--- Dataset rows ---
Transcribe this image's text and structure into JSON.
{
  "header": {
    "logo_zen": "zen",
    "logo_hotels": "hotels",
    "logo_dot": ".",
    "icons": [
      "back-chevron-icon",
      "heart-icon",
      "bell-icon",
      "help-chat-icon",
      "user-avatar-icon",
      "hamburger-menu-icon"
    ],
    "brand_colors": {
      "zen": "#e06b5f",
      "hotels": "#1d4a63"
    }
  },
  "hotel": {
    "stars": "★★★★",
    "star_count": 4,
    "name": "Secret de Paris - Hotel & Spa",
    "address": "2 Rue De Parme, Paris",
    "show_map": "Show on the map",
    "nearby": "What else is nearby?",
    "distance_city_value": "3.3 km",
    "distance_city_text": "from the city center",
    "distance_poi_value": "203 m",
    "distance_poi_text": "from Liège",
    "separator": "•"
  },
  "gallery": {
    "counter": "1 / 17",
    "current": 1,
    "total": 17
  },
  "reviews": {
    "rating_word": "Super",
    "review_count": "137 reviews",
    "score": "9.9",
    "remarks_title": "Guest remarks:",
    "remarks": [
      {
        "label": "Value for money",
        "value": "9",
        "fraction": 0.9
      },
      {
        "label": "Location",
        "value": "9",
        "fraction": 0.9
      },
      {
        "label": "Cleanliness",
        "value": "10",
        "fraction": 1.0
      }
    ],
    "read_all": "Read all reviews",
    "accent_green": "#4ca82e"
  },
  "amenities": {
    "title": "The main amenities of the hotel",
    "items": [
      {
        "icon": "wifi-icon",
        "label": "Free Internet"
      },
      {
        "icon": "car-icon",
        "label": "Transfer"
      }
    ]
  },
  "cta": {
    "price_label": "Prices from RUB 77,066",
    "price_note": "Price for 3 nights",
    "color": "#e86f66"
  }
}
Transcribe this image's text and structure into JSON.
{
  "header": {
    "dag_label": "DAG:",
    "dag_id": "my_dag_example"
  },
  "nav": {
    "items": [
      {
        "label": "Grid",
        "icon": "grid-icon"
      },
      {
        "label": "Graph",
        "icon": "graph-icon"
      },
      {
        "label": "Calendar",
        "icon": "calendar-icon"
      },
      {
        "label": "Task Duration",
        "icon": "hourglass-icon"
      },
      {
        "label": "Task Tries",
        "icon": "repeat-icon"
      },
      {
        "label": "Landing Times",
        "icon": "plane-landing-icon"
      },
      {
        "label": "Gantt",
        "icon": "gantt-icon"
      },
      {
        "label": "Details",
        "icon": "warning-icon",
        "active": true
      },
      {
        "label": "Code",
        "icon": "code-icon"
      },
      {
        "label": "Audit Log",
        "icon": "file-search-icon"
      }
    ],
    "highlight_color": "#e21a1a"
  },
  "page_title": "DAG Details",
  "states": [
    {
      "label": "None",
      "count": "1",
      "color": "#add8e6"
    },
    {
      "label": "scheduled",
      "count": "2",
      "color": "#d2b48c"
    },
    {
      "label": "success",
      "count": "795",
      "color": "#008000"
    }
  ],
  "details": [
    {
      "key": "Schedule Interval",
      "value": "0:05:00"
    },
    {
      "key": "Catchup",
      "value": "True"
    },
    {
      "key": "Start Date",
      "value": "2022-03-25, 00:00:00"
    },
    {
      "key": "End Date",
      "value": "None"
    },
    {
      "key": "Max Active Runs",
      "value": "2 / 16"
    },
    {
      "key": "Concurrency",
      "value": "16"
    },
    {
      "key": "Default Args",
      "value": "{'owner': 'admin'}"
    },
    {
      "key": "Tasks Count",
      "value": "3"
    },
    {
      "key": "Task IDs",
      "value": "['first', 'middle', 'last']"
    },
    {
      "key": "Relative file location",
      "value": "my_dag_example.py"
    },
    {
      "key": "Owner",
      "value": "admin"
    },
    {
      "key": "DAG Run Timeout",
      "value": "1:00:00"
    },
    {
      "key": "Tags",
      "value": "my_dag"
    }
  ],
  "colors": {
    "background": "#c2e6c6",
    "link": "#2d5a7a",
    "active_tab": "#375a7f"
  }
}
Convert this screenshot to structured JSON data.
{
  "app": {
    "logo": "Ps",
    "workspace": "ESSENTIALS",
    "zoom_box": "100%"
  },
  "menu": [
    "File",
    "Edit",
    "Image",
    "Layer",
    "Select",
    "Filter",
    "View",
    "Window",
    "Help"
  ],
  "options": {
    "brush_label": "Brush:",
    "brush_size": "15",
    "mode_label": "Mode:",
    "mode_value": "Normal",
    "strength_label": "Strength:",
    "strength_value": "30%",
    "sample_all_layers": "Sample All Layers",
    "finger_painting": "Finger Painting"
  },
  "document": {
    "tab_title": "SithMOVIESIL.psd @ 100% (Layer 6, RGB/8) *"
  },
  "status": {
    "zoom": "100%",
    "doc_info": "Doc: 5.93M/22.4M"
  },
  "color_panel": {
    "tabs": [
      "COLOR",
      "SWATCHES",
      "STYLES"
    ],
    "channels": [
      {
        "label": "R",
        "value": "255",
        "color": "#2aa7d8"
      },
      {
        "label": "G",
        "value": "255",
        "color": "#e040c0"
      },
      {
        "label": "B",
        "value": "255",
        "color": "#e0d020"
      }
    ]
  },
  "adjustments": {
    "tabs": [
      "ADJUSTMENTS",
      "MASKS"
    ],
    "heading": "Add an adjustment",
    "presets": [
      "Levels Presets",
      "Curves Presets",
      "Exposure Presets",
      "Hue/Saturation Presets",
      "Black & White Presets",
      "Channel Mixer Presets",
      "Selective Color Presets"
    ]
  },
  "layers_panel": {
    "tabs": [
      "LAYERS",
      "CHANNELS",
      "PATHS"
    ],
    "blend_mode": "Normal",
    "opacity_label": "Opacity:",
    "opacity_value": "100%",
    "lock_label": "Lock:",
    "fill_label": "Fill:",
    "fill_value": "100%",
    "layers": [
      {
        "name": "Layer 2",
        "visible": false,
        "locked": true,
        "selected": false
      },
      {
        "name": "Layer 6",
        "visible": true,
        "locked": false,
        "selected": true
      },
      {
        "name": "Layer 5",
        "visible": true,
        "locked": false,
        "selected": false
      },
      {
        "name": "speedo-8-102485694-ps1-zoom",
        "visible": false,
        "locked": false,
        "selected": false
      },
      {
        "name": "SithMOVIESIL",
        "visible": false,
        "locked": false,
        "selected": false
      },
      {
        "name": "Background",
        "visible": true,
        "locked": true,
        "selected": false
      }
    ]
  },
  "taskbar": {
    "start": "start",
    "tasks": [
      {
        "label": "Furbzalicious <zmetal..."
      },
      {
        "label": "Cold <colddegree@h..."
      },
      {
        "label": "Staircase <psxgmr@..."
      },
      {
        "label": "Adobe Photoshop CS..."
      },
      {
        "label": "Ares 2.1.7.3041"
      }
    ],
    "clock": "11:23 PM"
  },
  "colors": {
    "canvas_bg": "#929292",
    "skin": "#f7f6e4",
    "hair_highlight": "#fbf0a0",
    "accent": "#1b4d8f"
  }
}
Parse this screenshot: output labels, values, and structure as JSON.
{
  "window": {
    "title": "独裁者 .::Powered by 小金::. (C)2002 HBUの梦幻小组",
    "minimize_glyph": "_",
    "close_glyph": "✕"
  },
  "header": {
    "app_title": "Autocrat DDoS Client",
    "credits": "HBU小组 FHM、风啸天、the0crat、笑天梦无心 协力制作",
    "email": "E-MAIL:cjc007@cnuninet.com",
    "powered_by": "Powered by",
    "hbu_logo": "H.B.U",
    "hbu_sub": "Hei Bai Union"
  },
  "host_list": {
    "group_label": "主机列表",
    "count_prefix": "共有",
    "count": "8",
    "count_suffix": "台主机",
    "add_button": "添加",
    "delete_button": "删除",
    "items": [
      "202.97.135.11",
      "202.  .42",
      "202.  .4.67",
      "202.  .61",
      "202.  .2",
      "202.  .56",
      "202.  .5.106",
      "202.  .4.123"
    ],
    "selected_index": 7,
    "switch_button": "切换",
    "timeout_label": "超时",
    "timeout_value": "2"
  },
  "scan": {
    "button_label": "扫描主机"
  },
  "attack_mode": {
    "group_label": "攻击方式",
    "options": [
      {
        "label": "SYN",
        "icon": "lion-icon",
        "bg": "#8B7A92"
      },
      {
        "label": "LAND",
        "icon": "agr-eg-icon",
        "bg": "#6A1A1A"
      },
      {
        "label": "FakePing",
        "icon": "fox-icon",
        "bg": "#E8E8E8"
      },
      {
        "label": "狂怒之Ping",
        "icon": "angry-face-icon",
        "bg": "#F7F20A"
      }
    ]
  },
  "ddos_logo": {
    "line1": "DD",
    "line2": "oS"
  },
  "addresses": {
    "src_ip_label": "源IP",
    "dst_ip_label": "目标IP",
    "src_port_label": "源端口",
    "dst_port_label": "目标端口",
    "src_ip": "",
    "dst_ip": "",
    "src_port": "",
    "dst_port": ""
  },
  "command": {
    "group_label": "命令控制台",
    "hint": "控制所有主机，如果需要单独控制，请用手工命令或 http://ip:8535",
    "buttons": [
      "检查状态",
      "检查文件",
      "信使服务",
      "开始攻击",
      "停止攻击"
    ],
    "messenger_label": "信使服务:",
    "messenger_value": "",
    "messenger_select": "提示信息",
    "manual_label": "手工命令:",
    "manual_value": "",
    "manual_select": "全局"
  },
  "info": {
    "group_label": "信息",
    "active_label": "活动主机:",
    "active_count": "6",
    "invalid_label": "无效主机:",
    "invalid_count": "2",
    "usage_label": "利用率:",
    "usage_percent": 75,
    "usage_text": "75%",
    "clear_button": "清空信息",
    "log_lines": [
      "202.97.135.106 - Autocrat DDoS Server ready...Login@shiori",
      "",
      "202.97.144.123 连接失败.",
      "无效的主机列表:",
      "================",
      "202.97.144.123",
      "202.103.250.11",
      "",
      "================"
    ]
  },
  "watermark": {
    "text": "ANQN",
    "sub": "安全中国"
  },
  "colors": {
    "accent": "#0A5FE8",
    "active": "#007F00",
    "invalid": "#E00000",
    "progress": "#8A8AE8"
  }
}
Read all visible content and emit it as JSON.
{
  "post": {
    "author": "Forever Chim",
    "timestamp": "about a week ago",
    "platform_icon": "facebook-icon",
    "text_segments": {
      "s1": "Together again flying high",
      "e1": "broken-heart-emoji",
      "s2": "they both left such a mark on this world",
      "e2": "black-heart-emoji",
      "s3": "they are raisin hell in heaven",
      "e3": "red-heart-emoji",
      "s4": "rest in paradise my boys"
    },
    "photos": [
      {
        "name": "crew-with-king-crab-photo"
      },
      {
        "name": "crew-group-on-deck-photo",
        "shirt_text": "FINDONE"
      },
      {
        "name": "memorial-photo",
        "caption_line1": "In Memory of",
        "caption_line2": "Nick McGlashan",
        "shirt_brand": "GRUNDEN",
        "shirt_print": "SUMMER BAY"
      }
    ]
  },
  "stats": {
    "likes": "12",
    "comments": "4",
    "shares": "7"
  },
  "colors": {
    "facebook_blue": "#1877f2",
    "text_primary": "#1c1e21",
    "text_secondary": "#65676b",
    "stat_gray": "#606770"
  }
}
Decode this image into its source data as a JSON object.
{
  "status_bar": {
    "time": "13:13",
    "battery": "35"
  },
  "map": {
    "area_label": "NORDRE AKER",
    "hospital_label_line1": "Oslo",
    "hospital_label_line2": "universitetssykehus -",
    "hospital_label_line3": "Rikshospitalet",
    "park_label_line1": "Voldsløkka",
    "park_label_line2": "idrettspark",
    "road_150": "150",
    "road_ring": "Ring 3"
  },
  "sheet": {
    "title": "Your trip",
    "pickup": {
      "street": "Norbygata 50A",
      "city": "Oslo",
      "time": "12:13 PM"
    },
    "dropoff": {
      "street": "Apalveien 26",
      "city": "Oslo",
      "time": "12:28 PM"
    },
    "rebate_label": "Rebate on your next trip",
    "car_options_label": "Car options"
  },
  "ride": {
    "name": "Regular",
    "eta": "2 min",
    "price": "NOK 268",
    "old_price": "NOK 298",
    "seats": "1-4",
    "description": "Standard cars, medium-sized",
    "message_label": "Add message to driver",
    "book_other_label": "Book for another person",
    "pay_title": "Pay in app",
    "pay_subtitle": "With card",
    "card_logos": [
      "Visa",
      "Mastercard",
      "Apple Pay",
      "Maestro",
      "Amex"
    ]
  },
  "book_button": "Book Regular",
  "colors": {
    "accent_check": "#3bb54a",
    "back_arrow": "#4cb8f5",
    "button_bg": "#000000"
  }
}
---
* What the task requires:
From the entries above, collect every line with the string "Paris" in it.

* Task output:
    "name": "Secret de Paris - Hotel & Spa",
    "address": "2 Rue De Parme, Paris",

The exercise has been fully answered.